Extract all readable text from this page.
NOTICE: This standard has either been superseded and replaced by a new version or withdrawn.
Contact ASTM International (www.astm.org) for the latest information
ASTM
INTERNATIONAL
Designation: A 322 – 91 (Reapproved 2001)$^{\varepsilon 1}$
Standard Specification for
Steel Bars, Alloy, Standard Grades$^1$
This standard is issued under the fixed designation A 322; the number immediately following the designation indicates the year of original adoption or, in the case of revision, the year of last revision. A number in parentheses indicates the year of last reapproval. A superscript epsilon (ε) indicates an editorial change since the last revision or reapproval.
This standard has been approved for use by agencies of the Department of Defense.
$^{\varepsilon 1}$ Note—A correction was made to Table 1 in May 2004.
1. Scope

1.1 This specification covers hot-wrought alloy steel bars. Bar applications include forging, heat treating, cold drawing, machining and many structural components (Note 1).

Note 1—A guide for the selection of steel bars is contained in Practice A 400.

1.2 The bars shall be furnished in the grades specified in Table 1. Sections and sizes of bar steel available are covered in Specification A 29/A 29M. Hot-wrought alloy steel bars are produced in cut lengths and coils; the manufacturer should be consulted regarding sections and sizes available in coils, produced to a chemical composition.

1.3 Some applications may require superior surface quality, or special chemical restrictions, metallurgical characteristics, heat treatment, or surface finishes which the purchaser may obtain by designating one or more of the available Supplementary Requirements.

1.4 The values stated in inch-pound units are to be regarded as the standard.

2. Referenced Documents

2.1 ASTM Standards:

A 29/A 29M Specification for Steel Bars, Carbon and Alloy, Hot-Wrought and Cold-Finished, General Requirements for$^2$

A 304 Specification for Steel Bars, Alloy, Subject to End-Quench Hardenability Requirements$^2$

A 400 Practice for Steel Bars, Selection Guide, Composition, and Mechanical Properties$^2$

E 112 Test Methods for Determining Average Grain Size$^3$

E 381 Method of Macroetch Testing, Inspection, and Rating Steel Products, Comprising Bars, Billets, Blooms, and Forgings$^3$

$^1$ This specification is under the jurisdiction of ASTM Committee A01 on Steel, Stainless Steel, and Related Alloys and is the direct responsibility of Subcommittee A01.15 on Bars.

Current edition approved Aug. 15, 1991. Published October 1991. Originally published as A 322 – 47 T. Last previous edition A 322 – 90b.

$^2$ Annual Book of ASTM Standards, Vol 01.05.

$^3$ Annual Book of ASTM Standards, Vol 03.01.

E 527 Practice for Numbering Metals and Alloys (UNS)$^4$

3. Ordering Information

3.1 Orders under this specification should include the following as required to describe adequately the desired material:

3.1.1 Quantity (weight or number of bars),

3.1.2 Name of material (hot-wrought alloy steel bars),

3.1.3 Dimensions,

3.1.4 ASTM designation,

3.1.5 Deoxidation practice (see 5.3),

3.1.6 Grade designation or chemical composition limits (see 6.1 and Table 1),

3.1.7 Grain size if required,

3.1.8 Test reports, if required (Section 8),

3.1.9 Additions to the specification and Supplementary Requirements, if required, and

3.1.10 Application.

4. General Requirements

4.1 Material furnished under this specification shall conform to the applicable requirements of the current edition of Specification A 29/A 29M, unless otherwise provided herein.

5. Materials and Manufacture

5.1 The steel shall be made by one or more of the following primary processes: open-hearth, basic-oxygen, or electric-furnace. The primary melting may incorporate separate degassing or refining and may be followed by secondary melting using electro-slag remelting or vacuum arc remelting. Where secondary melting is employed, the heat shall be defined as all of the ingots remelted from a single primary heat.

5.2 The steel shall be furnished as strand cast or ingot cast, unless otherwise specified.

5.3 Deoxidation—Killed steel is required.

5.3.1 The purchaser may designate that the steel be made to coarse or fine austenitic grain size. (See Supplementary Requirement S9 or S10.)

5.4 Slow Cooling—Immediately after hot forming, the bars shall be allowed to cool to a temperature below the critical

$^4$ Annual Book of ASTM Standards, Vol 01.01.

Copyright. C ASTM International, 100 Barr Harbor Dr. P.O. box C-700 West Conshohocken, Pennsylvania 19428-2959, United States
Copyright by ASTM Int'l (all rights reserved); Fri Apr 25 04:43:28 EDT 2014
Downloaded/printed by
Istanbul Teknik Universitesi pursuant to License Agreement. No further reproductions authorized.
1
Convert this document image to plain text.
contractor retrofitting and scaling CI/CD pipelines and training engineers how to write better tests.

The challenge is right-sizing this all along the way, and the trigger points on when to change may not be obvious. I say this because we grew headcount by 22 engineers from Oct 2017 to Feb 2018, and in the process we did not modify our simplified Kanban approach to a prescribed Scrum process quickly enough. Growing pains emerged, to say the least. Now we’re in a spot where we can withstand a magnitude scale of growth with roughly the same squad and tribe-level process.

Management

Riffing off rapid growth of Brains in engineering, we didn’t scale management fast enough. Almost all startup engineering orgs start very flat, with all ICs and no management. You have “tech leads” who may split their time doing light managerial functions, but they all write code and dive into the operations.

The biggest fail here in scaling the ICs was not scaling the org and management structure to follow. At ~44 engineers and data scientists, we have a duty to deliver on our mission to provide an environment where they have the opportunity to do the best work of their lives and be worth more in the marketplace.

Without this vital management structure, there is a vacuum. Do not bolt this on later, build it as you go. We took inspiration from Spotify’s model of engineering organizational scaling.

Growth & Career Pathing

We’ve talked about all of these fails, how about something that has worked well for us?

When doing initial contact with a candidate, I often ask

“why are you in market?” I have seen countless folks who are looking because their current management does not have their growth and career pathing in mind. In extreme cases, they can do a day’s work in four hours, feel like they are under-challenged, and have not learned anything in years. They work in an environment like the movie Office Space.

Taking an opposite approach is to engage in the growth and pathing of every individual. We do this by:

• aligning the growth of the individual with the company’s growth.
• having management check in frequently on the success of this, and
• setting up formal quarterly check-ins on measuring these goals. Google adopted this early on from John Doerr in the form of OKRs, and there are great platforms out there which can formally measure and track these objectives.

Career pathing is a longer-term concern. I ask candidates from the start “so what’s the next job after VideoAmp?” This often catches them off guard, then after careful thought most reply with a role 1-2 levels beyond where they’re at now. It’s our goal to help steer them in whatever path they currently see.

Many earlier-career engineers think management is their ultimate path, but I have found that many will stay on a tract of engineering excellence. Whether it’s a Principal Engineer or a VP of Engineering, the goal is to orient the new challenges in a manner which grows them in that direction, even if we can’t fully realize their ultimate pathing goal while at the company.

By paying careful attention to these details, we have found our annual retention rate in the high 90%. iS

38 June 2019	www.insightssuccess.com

□ □ □

** INSTRUCTIONS TO FOLLOW **
Copy and report every line where the word "scale" is present.

** OUTPUT **
The challenge is right-sizing this all along the way, and the trigger points on when to change may not be obvious. I say this because we grew headcount by 22 engineers from Oct 2017 to Feb 2018, and in the process we did not modify our simplified Kanban approach to a prescribed Scrum process quickly enough. Growing pains emerged, to say the least. Now we’re in a spot where we can withstand a magnitude scale of growth with roughly the same squad and tribe-level process.
Riffing off rapid growth of Brains in engineering, we didn’t scale management fast enough. Almost all startup engineering orgs start very flat, with all ICs and no management. You have “tech leads” who may split their time doing light managerial functions, but they all write code and dive into the operations.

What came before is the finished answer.